Information shown:
-- begin --

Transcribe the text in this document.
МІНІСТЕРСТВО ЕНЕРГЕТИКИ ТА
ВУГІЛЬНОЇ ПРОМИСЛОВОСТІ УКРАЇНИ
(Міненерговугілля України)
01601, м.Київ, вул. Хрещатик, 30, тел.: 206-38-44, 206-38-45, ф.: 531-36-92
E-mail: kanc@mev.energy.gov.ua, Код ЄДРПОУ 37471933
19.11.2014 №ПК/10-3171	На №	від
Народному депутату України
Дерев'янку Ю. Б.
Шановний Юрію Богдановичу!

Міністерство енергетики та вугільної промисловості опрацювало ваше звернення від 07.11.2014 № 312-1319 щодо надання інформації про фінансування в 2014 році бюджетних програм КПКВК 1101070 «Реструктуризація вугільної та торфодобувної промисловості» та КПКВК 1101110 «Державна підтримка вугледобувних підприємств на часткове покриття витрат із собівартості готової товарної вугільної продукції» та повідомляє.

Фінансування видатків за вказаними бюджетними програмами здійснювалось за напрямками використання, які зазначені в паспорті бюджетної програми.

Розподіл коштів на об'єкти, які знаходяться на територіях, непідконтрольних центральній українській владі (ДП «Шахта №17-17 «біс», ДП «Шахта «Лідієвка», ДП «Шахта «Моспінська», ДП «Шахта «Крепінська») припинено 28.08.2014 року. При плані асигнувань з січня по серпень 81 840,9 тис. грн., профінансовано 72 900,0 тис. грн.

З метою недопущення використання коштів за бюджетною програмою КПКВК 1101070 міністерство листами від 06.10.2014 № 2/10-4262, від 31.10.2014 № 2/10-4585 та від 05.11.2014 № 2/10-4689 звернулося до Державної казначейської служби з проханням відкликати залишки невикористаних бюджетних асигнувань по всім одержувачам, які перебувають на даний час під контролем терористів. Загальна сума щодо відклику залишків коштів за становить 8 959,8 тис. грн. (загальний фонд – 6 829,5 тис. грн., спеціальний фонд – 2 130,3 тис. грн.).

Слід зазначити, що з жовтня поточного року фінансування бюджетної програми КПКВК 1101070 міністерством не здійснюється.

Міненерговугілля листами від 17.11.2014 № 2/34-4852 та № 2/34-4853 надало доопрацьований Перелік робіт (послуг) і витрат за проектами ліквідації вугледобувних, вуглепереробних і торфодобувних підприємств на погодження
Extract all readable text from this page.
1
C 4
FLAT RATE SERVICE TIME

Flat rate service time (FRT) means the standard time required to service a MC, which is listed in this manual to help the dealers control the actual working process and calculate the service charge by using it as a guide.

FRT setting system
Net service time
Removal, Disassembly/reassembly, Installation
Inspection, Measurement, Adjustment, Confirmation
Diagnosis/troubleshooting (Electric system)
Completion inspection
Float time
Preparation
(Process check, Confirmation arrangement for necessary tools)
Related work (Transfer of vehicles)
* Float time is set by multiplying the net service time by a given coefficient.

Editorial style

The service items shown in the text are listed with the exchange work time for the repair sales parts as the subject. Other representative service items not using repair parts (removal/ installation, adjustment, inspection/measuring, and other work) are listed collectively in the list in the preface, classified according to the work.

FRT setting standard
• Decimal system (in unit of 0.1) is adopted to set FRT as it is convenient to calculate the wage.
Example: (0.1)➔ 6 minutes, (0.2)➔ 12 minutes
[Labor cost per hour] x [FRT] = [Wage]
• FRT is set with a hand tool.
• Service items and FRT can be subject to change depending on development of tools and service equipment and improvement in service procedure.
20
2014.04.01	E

-- end --

Your task:
Copy out all of the records above with nothing altered.

Correct response:
Transcribe the text in this document.
МІНІСТЕРСТВО ЕНЕРГЕТИКИ ТА
ВУГІЛЬНОЇ ПРОМИСЛОВОСТІ УКРАЇНИ
(Міненерговугілля України)
01601, м.Київ, вул. Хрещатик, 30, тел.: 206-38-44, 206-38-45, ф.: 531-36-92
E-mail: kanc@mev.energy.gov.ua, Код ЄДРПОУ 37471933
19.11.2014 №ПК/10-3171	На №	від
Народному депутату України
Дерев'янку Ю. Б.
Шановний Юрію Богдановичу!

Міністерство енергетики та вугільної промисловості опрацювало ваше звернення від 07.11.2014 № 312-1319 щодо надання інформації про фінансування в 2014 році бюджетних програм КПКВК 1101070 «Реструктуризація вугільної та торфодобувної промисловості» та КПКВК 1101110 «Державна підтримка вугледобувних підприємств на часткове покриття витрат із собівартості готової товарної вугільної продукції» та повідомляє.

Фінансування видатків за вказаними бюджетними програмами здійснювалось за напрямками використання, які зазначені в паспорті бюджетної програми.

Розподіл коштів на об'єкти, які знаходяться на територіях, непідконтрольних центральній українській владі (ДП «Шахта №17-17 «біс», ДП «Шахта «Лідієвка», ДП «Шахта «Моспінська», ДП «Шахта «Крепінська») припинено 28.08.2014 року. При плані асигнувань з січня по серпень 81 840,9 тис. грн., профінансовано 72 900,0 тис. грн.

З метою недопущення використання коштів за бюджетною програмою КПКВК 1101070 міністерство листами від 06.10.2014 № 2/10-4262, від 31.10.2014 № 2/10-4585 та від 05.11.2014 № 2/10-4689 звернулося до Державної казначейської служби з проханням відкликати залишки невикористаних бюджетних асигнувань по всім одержувачам, які перебувають на даний час під контролем терористів. Загальна сума щодо відклику залишків коштів за становить 8 959,8 тис. грн. (загальний фонд – 6 829,5 тис. грн., спеціальний фонд – 2 130,3 тис. грн.).

Слід зазначити, що з жовтня поточного року фінансування бюджетної програми КПКВК 1101070 міністерством не здійснюється.

Міненерговугілля листами від 17.11.2014 № 2/34-4852 та № 2/34-4853 надало доопрацьований Перелік робіт (послуг) і витрат за проектами ліквідації вугледобувних, вуглепереробних і торфодобувних підприємств на погодження
Extract all readable text from this page.
1
C 4
FLAT RATE SERVICE TIME

Flat rate service time (FRT) means the standard time required to service a MC, which is listed in this manual to help the dealers control the actual working process and calculate the service charge by using it as a guide.

FRT setting system
Net service time
Removal, Disassembly/reassembly, Installation
Inspection, Measurement, Adjustment, Confirmation
Diagnosis/troubleshooting (Electric system)
Completion inspection
Float time
Preparation
(Process check, Confirmation arrangement for necessary tools)
Related work (Transfer of vehicles)
* Float time is set by multiplying the net service time by a given coefficient.

Editorial style

The service items shown in the text are listed with the exchange work time for the repair sales parts as the subject. Other representative service items not using repair parts (removal/ installation, adjustment, inspection/measuring, and other work) are listed collectively in the list in the preface, classified according to the work.

FRT setting standard
• Decimal system (in unit of 0.1) is adopted to set FRT as it is convenient to calculate the wage.
Example: (0.1)➔ 6 minutes, (0.2)➔ 12 minutes
[Labor cost per hour] x [FRT] = [Wage]
• FRT is set with a hand tool.
• Service items and FRT can be subject to change depending on development of tools and service equipment and improvement in service procedure.
20
2014.04.01	E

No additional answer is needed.